## Task list:
1/ Summarize the near-field microscopy text in three sentences.
2/ From the near-field microscopy text, extract word for word everything between "Near-field scanning optical" and "have been demonstrated.", inclusive.

Near-field scanning optical microscopy (NSOM/SNOM) is a microscopy technique for nanostructure investigation that breaks the far field resolution limit by exploiting the properties of evanescent waves. In SNOM, the excitation laser light is focused through an aperture with a diameter smaller than the excitation wavelength, resulting in an evanescent field (or near-field) on the far side of the aperture. When the sample is scanned at a small distance below the aperture, the optical resolution of transmitted or reflected light is limited only by the diameter of the aperture. In particular, lateral resolution of 20 nm and vertical resolution of 2–5 nm have been demonstrated.

As in optical microscopy, the contrast mechanism can be easily adapted to study different properties, such as refractive index, chemical structure and local stress. Dynamic properties can also be studied at a sub-wavelength scale using this technique.

NSOM/SNOM is a form of scanning probe microscopy.

Edward Hutchinson Synge is given credit for conceiving and developing the idea for an imaging instrument that would image by exciting and collecting diffraction in the near field. His original idea, proposed in 1928, was based upon the usage of intense nearly planar light from an arc under pressure behind a thin, opaque metal film with a small orifice of about 100 nm. The orifice was to remain within 100 nm of the surface, and information was to be collected by point-by-point scanning. He foresaw the illumination and the detector movement being the biggest technical difficulties.John A. O'Keefe also developed similar theories in 1956. He thought the moving of the pinhole or the detector when it is so close to the sample would be the most likely issue that could prevent the realization of such an instrument. It was Ash and Nicholls who, in 1972, first broke the Abbe’s diffraction limit using radiation with wavelength of 3 cm. A line grating was resolved with a resolution of λ0/60. A decade later, a patent on an optical near-field microscope was filed by Pohl, followed in 1984 by the first paper that used visible radiation for near field scanning. The near-field optical (NFO) microscope involved a subwavelength aperture at the apex of a metal coated sharply pointed transparent tip, and a feedback mechanism to maintain a constant distance of a few nanometers between the sample and the probe. Lewis et al. were also aware of the potential of an NFO microscope at this time. They reported first results in 1986 confirming super-resolution. In both experiments, details below 50 nm (about λ0/10) in size could be recognized.

## Entries supplied:
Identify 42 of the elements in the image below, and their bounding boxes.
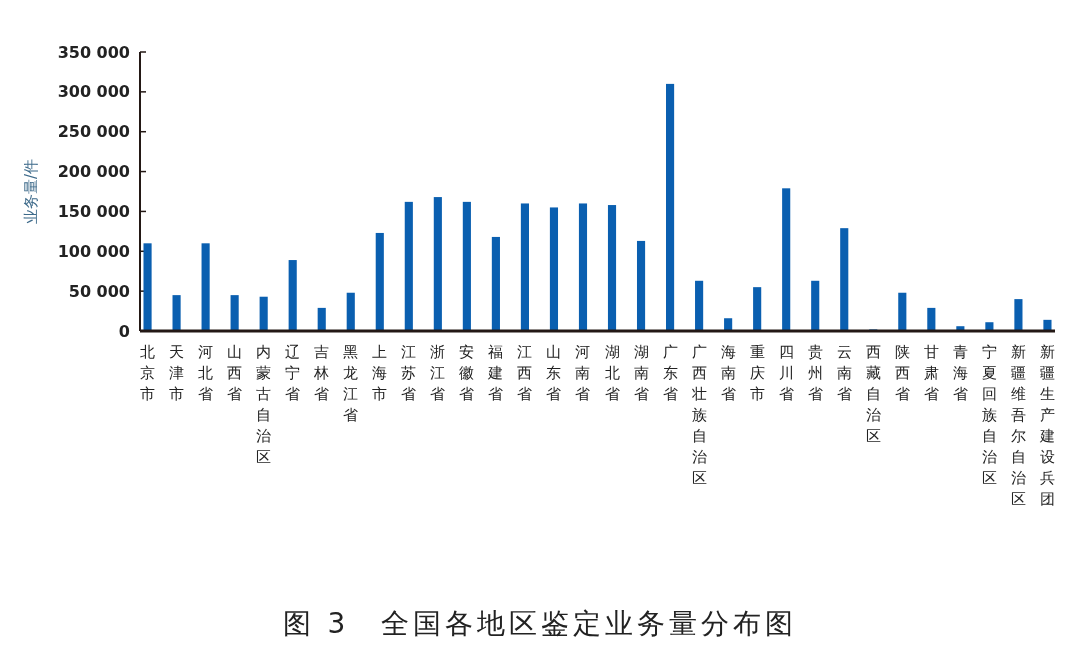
x-tick-label: 广西壮族自治区 [690, 343, 707, 487]
x-tick-label: 天津市 [169, 343, 185, 403]
x-tick-label: 云南省 [836, 343, 852, 403]
x-tick-label: 重庆市 [749, 343, 765, 403]
x-tick-label: 陕西省 [894, 343, 910, 403]
x-tick-label: 广东省 [662, 343, 678, 403]
y-tick-label: 350 000 [57, 42, 130, 62]
x-tick-label: 河南省 [575, 343, 591, 403]
y-tick-label: 50 000 [68, 281, 130, 301]
x-tick-label: 福建省 [487, 343, 504, 403]
y-tick-label: 0 [118, 321, 130, 341]
y-tick-label: 100 000 [57, 241, 130, 261]
x-tick-label: 辽宁省 [285, 343, 301, 403]
x-tick-label: 宁夏回族自治区 [981, 343, 997, 487]
x-tick-label: 湖北省 [604, 343, 620, 403]
x-tick-label: 甘肃省 [923, 343, 939, 403]
x-tick-label: 北京市 [140, 343, 156, 403]
x-tick-label: 四川省 [778, 343, 794, 403]
text: 图 3 全国各地区鉴定业务量分布图 [282, 607, 798, 640]
y-tick-label: 200 000 [57, 162, 130, 182]
y-tick-label: 250 000 [57, 122, 130, 142]
x-tick-label: 江苏省 [401, 343, 417, 403]
x-tick-label: 贵州省 [807, 343, 823, 403]
y-tick-label: 300 000 [57, 82, 130, 102]
x-tick-label: 山东省 [546, 343, 562, 403]
x-tick-label: 黑龙江省 [343, 343, 359, 424]
x-tick-label: 上海市 [372, 343, 388, 403]
x-tick-label: 海南省 [720, 343, 736, 403]
x-tick-label: 西藏自治区 [865, 343, 881, 445]
x-tick-label: 山西省 [227, 343, 243, 403]
y-axis-title: 业务量/件 [22, 158, 40, 225]
x-tick-label: 江西省 [517, 343, 533, 403]
x-tick-label: 湖南省 [633, 343, 649, 403]
x-tick-label: 青海省 [952, 343, 968, 403]
x-tick-label: 内蒙古自治区 [256, 343, 272, 466]
x-tick-label: 吉林省 [313, 343, 330, 403]
x-tick-label: 新疆生产建设兵团 [1038, 343, 1055, 508]
x-tick-label: 河北省 [198, 343, 214, 403]
y-tick-label: 150 000 [57, 202, 130, 222]
x-tick-label: 安徽省 [459, 343, 475, 403]
x-tick-label: 浙江省 [430, 343, 446, 403]
x-tick-label: 新疆维吾尔自治区 [1010, 343, 1026, 508]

## Responses for each task:
1/ Near-field scanning optical microscopy (NSOM/SNOM) breaks the far-field resolution limit by focusing laser light through an aperture smaller than the excitation wavelength, so resolution is limited only by the aperture's diameter, and lateral resolution of 20 nm and vertical resolution of 2–5 nm have been demonstrated. Its contrast mechanism can be adapted to study properties such as refractive index, chemical structure and local stress, and it is a form of scanning probe microscopy. Synge proposed the idea in 1928, Ash and Nicholls first broke Abbe's diffraction limit in 1972, Pohl filed a patent a decade later, the first paper using visible radiation followed in 1984, and Lewis et al. reported results confirming super-resolution in 1986.

2/
Near-field scanning optical microscopy (NSOM/SNOM) is a microscopy technique for nanostructure investigation that breaks the far field resolution limit by exploiting the properties of evanescent waves. In SNOM, the excitation laser light is focused through an aperture with a diameter smaller than the excitation wavelength, resulting in an evanescent field (or near-field) on the far side of the aperture. When the sample is scanned at a small distance below the aperture, the optical resolution of transmitted or reflected light is limited only by the diameter of the aperture. In particular, lateral resolution of 20 nm and vertical resolution of 2–5 nm have been demonstrated.